Go through the listing and pick out each line with the word "text" in it.
***** DATASET ROWS
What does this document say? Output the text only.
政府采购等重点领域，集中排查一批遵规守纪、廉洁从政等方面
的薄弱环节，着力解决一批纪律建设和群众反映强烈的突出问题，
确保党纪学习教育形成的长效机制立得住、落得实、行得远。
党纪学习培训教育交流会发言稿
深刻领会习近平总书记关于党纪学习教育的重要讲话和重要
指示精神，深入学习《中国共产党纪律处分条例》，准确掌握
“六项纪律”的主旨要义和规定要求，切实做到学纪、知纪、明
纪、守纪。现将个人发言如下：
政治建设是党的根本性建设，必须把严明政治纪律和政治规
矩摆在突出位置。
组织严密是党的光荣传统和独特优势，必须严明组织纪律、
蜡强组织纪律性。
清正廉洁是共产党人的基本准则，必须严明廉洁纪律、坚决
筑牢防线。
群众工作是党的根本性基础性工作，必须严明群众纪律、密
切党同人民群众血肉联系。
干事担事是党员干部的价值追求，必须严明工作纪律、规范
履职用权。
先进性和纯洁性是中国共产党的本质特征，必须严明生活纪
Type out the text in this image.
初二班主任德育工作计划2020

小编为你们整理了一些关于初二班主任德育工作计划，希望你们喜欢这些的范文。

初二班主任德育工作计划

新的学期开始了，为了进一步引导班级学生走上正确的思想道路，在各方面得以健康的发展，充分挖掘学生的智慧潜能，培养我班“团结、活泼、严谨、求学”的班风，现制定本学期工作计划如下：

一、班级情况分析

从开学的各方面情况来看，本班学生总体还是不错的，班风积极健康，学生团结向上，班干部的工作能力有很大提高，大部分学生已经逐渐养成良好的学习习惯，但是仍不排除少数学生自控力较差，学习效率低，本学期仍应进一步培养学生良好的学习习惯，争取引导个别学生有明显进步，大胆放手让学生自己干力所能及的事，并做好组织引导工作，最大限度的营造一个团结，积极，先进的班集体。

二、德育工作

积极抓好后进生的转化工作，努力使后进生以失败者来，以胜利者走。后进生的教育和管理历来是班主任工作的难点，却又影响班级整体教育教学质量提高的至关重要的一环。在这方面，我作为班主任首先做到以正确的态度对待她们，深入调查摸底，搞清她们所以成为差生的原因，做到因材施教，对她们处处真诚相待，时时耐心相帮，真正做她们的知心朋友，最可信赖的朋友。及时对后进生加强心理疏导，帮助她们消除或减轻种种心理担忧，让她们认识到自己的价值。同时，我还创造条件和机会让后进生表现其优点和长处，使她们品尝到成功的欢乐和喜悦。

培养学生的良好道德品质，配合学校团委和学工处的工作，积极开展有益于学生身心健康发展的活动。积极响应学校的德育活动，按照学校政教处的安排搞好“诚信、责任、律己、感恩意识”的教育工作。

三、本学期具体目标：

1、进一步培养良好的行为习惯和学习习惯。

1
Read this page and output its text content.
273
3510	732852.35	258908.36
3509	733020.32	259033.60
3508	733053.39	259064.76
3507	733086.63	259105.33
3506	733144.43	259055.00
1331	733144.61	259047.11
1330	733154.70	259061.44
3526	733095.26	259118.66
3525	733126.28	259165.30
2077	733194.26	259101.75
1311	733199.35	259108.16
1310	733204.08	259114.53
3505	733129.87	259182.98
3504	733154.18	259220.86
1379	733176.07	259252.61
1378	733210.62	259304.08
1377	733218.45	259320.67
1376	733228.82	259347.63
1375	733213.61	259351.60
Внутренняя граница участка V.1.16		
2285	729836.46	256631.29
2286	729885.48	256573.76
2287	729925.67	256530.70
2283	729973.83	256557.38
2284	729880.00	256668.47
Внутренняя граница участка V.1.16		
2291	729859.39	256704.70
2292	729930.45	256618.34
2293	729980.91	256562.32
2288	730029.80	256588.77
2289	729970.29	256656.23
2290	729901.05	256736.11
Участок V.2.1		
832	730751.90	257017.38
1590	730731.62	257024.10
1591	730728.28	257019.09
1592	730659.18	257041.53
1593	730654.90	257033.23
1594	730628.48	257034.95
**********
* [TASK SOLUTION]:
What does this document say? Output the text only.
Type out the text in this image.
Read this page and output its text content.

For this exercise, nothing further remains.